>> begin Raw records

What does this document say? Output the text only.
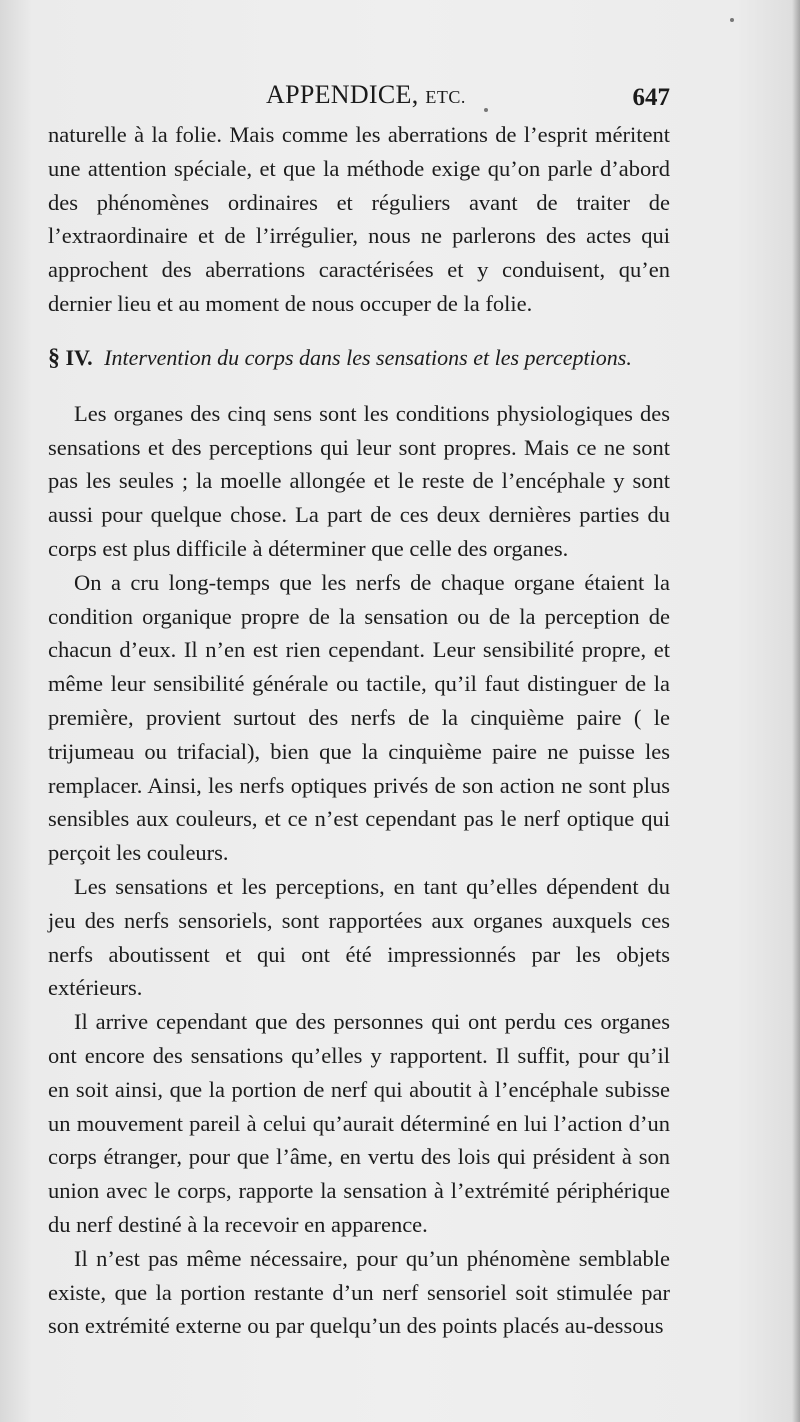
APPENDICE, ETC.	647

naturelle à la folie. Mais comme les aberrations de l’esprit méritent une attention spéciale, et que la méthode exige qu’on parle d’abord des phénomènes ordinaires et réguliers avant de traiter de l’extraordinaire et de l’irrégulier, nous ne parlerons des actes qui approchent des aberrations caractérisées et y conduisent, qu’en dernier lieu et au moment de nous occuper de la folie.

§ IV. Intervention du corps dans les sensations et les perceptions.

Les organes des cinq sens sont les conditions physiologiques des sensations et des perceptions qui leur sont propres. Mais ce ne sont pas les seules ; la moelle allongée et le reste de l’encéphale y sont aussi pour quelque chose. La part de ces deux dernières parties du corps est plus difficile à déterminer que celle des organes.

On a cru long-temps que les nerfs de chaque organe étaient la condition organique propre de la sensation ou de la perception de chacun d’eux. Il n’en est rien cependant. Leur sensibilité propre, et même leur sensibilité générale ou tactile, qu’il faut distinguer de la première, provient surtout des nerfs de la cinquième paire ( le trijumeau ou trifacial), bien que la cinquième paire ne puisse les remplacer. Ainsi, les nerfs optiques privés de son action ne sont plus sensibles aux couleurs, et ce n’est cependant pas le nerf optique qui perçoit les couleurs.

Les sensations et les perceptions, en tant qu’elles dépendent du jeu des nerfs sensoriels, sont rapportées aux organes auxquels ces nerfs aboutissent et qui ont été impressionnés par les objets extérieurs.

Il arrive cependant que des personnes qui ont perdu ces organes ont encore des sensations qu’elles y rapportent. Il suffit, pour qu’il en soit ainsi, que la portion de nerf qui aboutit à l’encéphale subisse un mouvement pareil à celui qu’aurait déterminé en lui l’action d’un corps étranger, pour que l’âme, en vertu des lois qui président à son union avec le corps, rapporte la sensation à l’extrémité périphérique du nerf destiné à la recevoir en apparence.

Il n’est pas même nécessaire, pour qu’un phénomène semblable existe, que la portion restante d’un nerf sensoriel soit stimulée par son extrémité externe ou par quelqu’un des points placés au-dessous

>> end Raw records

▶ _To do_
Drop the images and quote the entries word for word.

▶ _Output of the task_
What does this document say? Output the text only.
APPENDICE, ETC.	647

naturelle à la folie. Mais comme les aberrations de l’esprit méritent une attention spéciale, et que la méthode exige qu’on parle d’abord des phénomènes ordinaires et réguliers avant de traiter de l’extraordinaire et de l’irrégulier, nous ne parlerons des actes qui approchent des aberrations caractérisées et y conduisent, qu’en dernier lieu et au moment de nous occuper de la folie.

§ IV. Intervention du corps dans les sensations et les perceptions.

Les organes des cinq sens sont les conditions physiologiques des sensations et des perceptions qui leur sont propres. Mais ce ne sont pas les seules ; la moelle allongée et le reste de l’encéphale y sont aussi pour quelque chose. La part de ces deux dernières parties du corps est plus difficile à déterminer que celle des organes.

On a cru long-temps que les nerfs de chaque organe étaient la condition organique propre de la sensation ou de la perception de chacun d’eux. Il n’en est rien cependant. Leur sensibilité propre, et même leur sensibilité générale ou tactile, qu’il faut distinguer de la première, provient surtout des nerfs de la cinquième paire ( le trijumeau ou trifacial), bien que la cinquième paire ne puisse les remplacer. Ainsi, les nerfs optiques privés de son action ne sont plus sensibles aux couleurs, et ce n’est cependant pas le nerf optique qui perçoit les couleurs.

Les sensations et les perceptions, en tant qu’elles dépendent du jeu des nerfs sensoriels, sont rapportées aux organes auxquels ces nerfs aboutissent et qui ont été impressionnés par les objets extérieurs.

Il arrive cependant que des personnes qui ont perdu ces organes ont encore des sensations qu’elles y rapportent. Il suffit, pour qu’il en soit ainsi, que la portion de nerf qui aboutit à l’encéphale subisse un mouvement pareil à celui qu’aurait déterminé en lui l’action d’un corps étranger, pour que l’âme, en vertu des lois qui président à son union avec le corps, rapporte la sensation à l’extrémité périphérique du nerf destiné à la recevoir en apparence.

Il n’est pas même nécessaire, pour qu’un phénomène semblable existe, que la portion restante d’un nerf sensoriel soit stimulée par son extrémité externe ou par quelqu’un des points placés au-dessous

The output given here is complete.